• [AIM]
Gather every line holding the string "this".

## start GIVEN ENTRIES

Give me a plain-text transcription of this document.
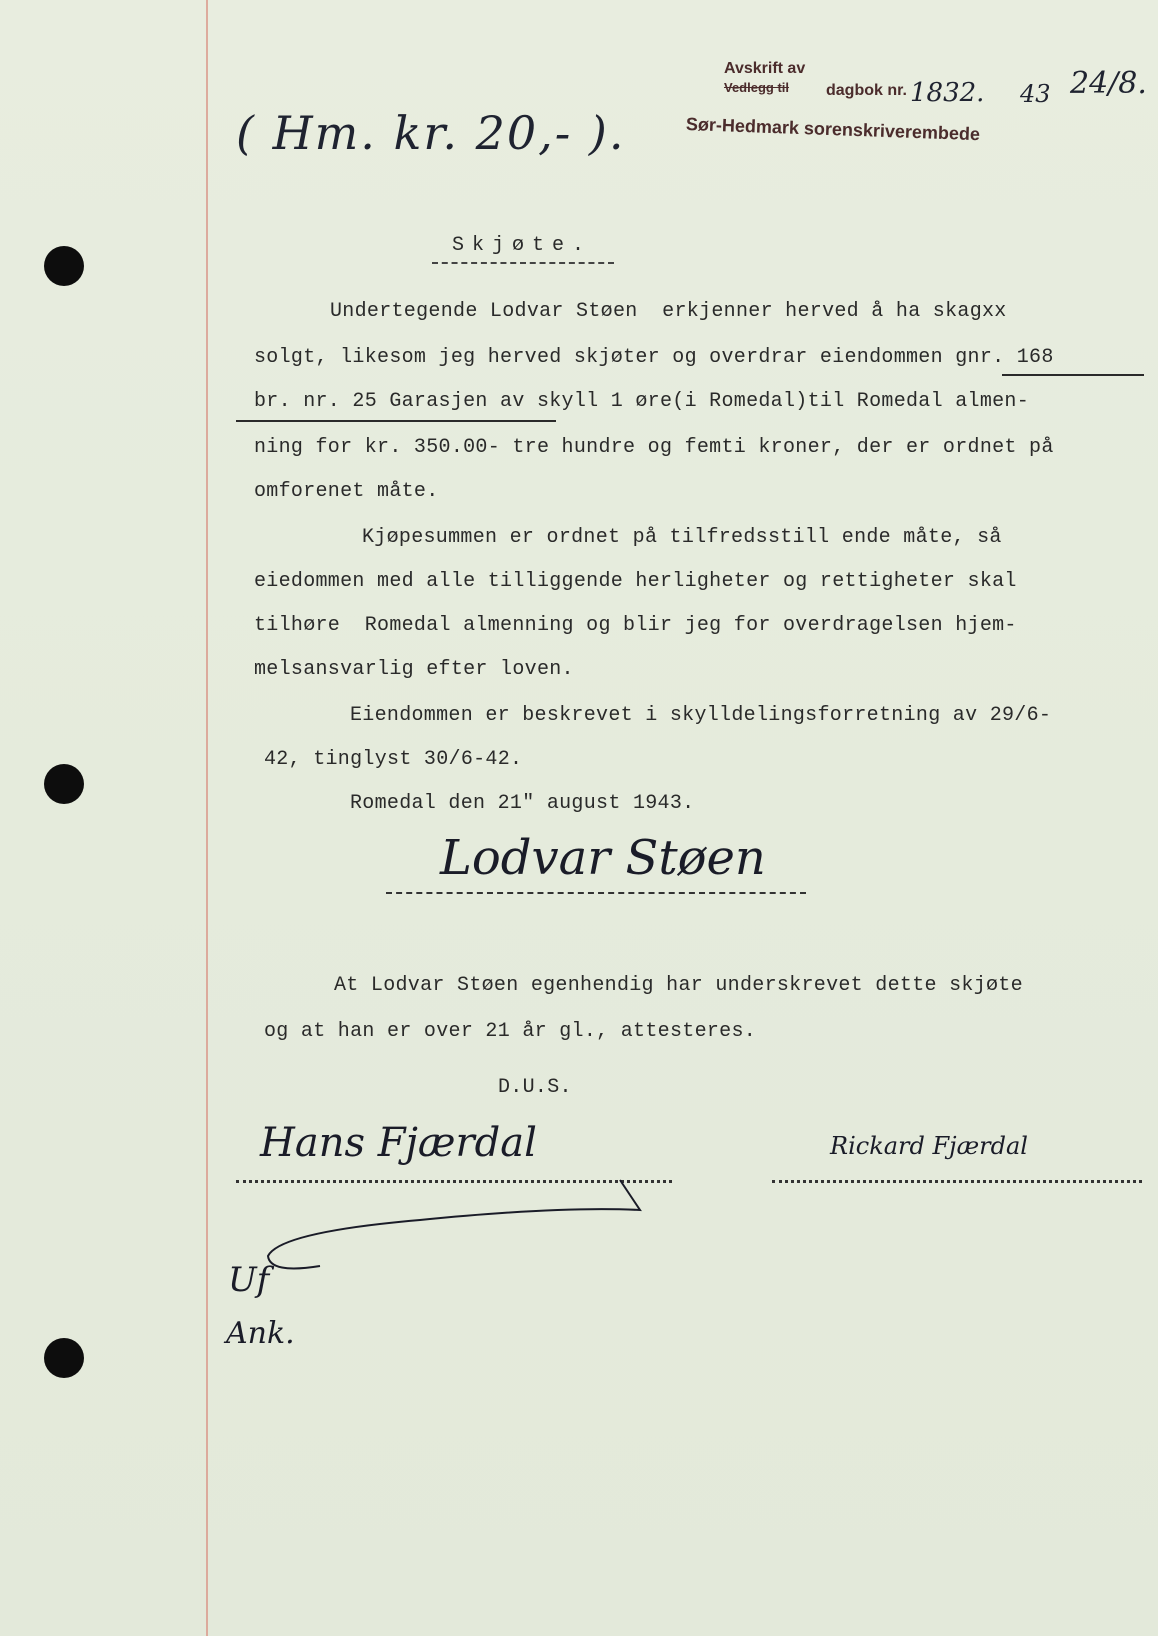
Avskrift av
Vedlegg til dagbok nr. 1832. 43 24/8.
Sør-Hedmark sorenskriverembede
( Hm. kr. 20,- ).
Skjøte.
Undertegende Lodvar Støen  erkjenner herved å ha skagxx
solgt, likesom jeg herved skjøter og overdrar eiendommen gnr. 168
br. nr. 25 Garasjen av skyll 1 øre(i Romedal)til Romedal almen-
ning for kr. 350.00- tre hundre og femti kroner, der er ordnet på
omforenet måte.
Kjøpesummen er ordnet på tilfredsstill ende måte, så
eiedommen med alle tilliggende herligheter og rettigheter skal
tilhøre  Romedal almenning og blir jeg for overdragelsen hjem-
melsansvarlig efter loven.
Eiendommen er beskrevet i skylldelingsforretning av 29/6-
42, tinglyst 30/6-42.
Romedal den 21" august 1943.
Lodvar Støen
At Lodvar Støen egenhendig har underskrevet dette skjøte
og at han er over 21 år gl., attesteres.
D.U.S.
Hans Fjærdal	Rickard Fjærdal
Uf
Ank.
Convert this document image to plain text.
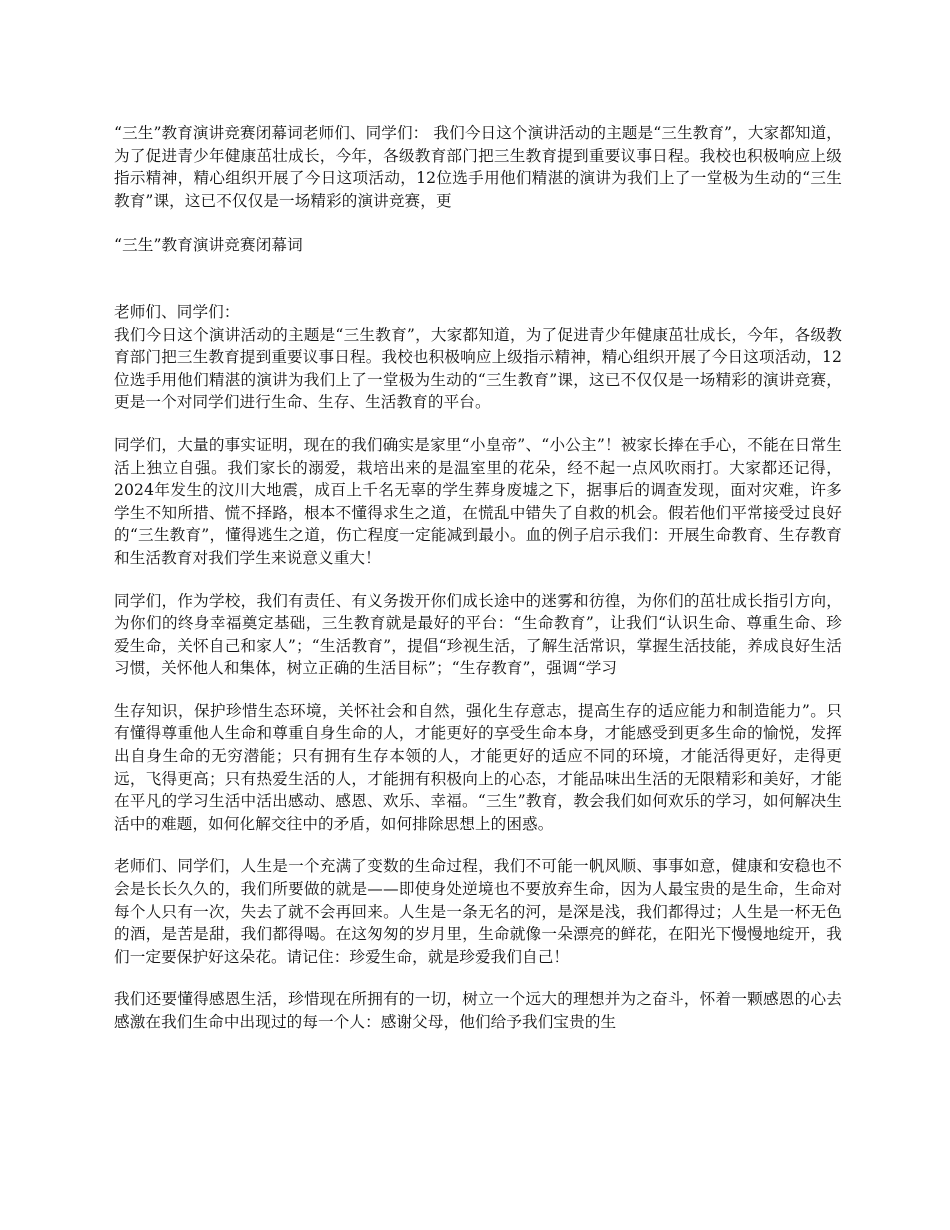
“三生”教育演讲竞赛闭幕词老师们、同学们： 我们今日这个演讲活动的主题是“三生教育”，大家都知道，为了促进青少年健康茁壮成长，今年，各级教育部门把三生教育提到重要议事日程。我校也积极响应上级指示精神，精心组织开展了今日这项活动，12位选手用他们精湛的演讲为我们上了一堂极为生动的“三生教育”课，这已不仅仅是一场精彩的演讲竞赛，更

“三生”教育演讲竞赛闭幕词

老师们、同学们：

我们今日这个演讲活动的主题是“三生教育”，大家都知道，为了促进青少年健康茁壮成长，今年，各级教育部门把三生教育提到重要议事日程。我校也积极响应上级指示精神，精心组织开展了今日这项活动，12位选手用他们精湛的演讲为我们上了一堂极为生动的“三生教育”课，这已不仅仅是一场精彩的演讲竞赛，更是一个对同学们进行生命、生存、生活教育的平台。

同学们，大量的事实证明，现在的我们确实是家里“小皇帝”、“小公主”！被家长捧在手心，不能在日常生活上独立自强。我们家长的溺爱，栽培出来的是温室里的花朵，经不起一点风吹雨打。大家都还记得，2024年发生的汶川大地震，成百上千名无辜的学生葬身废墟之下，据事后的调查发现，面对灾难，许多学生不知所措、慌不择路，根本不懂得求生之道，在慌乱中错失了自救的机会。假若他们平常接受过良好的“三生教育”，懂得逃生之道，伤亡程度一定能减到最小。血的例子启示我们：开展生命教育、生存教育和生活教育对我们学生来说意义重大！

同学们，作为学校，我们有责任、有义务拨开你们成长途中的迷雾和彷徨，为你们的茁壮成长指引方向，为你们的终身幸福奠定基础，三生教育就是最好的平台：“生命教育”，让我们“认识生命、尊重生命、珍爱生命，关怀自己和家人”；“生活教育”，提倡“珍视生活，了解生活常识，掌握生活技能，养成良好生活习惯，关怀他人和集体，树立正确的生活目标”；“生存教育”，强调“学习

生存知识，保护珍惜生态环境，关怀社会和自然，强化生存意志，提高生存的适应能力和制造能力”。只有懂得尊重他人生命和尊重自身生命的人，才能更好的享受生命本身，才能感受到更多生命的愉悦，发挥出自身生命的无穷潜能；只有拥有生存本领的人，才能更好的适应不同的环境，才能活得更好，走得更远，飞得更高；只有热爱生活的人，才能拥有积极向上的心态，才能品味出生活的无限精彩和美好，才能在平凡的学习生活中活出感动、感恩、欢乐、幸福。“三生”教育，教会我们如何欢乐的学习，如何解决生活中的难题，如何化解交往中的矛盾，如何排除思想上的困惑。

老师们、同学们，人生是一个充满了变数的生命过程，我们不可能一帆风顺、事事如意，健康和安稳也不会是长长久久的，我们所要做的就是——即使身处逆境也不要放弃生命，因为人最宝贵的是生命，生命对每个人只有一次，失去了就不会再回来。人生是一条无名的河，是深是浅，我们都得过；人生是一杯无色的酒，是苦是甜，我们都得喝。在这匆匆的岁月里，生命就像一朵漂亮的鲜花，在阳光下慢慢地绽开，我们一定要保护好这朵花。请记住：珍爱生命，就是珍爱我们自己！

我们还要懂得感恩生活，珍惜现在所拥有的一切，树立一个远大的理想并为之奋斗，怀着一颗感恩的心去感激在我们生命中出现过的每一个人：感谢父母，他们给予我们宝贵的生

## end GIVEN ENTRIES

• [FINAL RESULT]
Give me a plain-text transcription of this document.
Convert this document image to plain text.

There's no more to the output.